## Excerpted passage
Hypothetical Five-Month Strategic Framework


Instead of trying to salvage their derailed five-year plan, Westfield adopts a five-month strategic planning cycle anchored to their enduring mission of providing transformative liberal arts education (and maybe even the five year plan) but with dramatically improved responsiveness built in:


Cycle 1 (May-September): Crisis Response & Reputation Management

  • Immediate goal: Stabilize fall enrollment and address immediate reputation concerns

  • Actions: Implement rapid-response communications strategy, engage directly with concerned stakeholders

  • Experiment: Test three different narrative approaches for addressing the political labeling

  • Measure: Daily social media sentiment analysis, weekly tracking of deposit fluctuations, campus visit reschedules

  • Outcome: By September, identify which messages effectively neutralize the controversy and stabilize yield


Cycle 2 (October-February): Strategic Repositioning

  • Immediate goal: Define Westfield's distinctive identity that transcends political categorization

  • Actions: Develop and test new positioning around career outcomes and experiential learning

  • Experiment: Create "pop-up" events appealing to transfer students from the closed university

  • Measure: Application generation, conversion rates, transfer student yield, competitor analysis

  • Outcome: By February, implement a positioning strategy that attracts both traditional and non-traditional students


Cycle 3 (March-July): Operational Realignment

  • Immediate goal: Restructure operations to match new enrollment realities

  • Actions: Implement zero-based budgeting for all departments, create contingency scenarios

  • Experiment: Test hybrid instructional models that can scale up or down based on enrollment

  • Measure: Weekly cost-per-student metrics, program contribution margins, faculty workload efficiency

  • Outcome: By July, establish a flexible operational model that can adjust to enrollment between 800-1200 students


This approach offers Westfield several advantages:

  • Real-time adaptation: When the leadership transition occurs, they can pivot immediately rather than waiting for the next annual planning cycle

  • Responsive prioritization: Resources quickly shift to addressing the TikTok safety concerns and political controversy

  • Opportunistic pivoting: The nearby university closure becomes an opportunity rather than a threat

  • Psychological resilience: Faculty and staff experience regular wins rather than constant crisis management

  • Distributed leadership: Without a president, the framework enables distributed decision-making across multiple leaders


The key difference is Westfield's ability to integrate learning and adaptation into its strategy in real-time. Each five-month cycle includes not just planning but active experimentation and adjustment, creating a continuous feedback loop. The institution remains aligned with its core mission and values while demonstrating unprecedented agility in how it achieves them.

## Supplied records

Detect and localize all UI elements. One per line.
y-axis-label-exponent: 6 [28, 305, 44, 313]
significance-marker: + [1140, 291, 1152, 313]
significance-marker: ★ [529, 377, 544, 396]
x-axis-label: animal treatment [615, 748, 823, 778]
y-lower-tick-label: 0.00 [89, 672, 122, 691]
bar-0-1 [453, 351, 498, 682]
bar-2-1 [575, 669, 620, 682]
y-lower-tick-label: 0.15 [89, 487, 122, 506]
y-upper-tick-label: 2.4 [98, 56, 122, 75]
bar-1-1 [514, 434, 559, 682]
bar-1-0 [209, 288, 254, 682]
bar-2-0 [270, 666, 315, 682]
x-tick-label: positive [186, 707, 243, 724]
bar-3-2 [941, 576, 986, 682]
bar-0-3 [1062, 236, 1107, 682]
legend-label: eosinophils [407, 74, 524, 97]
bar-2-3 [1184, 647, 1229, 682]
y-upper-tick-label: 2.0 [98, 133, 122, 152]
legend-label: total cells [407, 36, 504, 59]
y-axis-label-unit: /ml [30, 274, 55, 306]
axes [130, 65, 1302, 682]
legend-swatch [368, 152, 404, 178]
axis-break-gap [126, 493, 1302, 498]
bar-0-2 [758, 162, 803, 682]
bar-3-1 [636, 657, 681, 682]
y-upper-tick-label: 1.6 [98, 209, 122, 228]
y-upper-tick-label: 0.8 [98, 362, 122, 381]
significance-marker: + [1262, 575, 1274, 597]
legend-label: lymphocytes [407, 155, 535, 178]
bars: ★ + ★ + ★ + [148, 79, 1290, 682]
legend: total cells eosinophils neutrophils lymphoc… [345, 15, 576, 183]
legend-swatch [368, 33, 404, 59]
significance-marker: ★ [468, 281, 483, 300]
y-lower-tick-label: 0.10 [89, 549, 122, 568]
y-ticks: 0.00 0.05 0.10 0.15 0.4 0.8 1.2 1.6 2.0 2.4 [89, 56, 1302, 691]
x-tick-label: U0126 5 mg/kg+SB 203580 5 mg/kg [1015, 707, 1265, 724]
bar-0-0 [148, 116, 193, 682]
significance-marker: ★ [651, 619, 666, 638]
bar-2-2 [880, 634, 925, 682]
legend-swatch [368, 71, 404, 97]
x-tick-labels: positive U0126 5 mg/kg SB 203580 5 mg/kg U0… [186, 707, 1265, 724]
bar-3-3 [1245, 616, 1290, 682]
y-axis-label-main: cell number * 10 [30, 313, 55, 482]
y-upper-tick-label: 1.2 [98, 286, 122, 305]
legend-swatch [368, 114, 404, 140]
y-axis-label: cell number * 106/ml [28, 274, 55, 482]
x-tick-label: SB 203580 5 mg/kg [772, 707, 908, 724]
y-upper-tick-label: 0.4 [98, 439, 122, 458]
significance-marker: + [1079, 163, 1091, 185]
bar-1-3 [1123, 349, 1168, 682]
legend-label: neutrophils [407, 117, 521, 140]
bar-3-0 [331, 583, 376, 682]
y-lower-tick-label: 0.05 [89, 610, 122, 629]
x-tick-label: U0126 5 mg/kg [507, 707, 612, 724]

## Complete the following
(a) Reproduce everything in the five-month framework text from "The key difference" down to "it achieves them.".
(b) Summarize the five-month framework text in two sentences.
Rely only on the framework text, not the records.

## Answers per task
(a)
The key difference is Westfield's ability to integrate learning and adaptation into its strategy in real-time. Each five-month cycle includes not just planning but active experimentation and adjustment, creating a continuous feedback loop. The institution remains aligned with its core mission and values while demonstrating unprecedented agility in how it achieves them.

(b) Instead of salvaging its derailed five-year plan, Westfield adopts five-month planning cycles tied to its mission of transformative liberal arts education: crisis response and reputation management (May–September), strategic repositioning (October–February), and operational realignment (March–July), each with goals, actions, experiments, measures, and outcomes. The approach builds learning and adaptation into its strategy in real time through a continuous feedback loop while keeping the institution aligned with its core mission and values.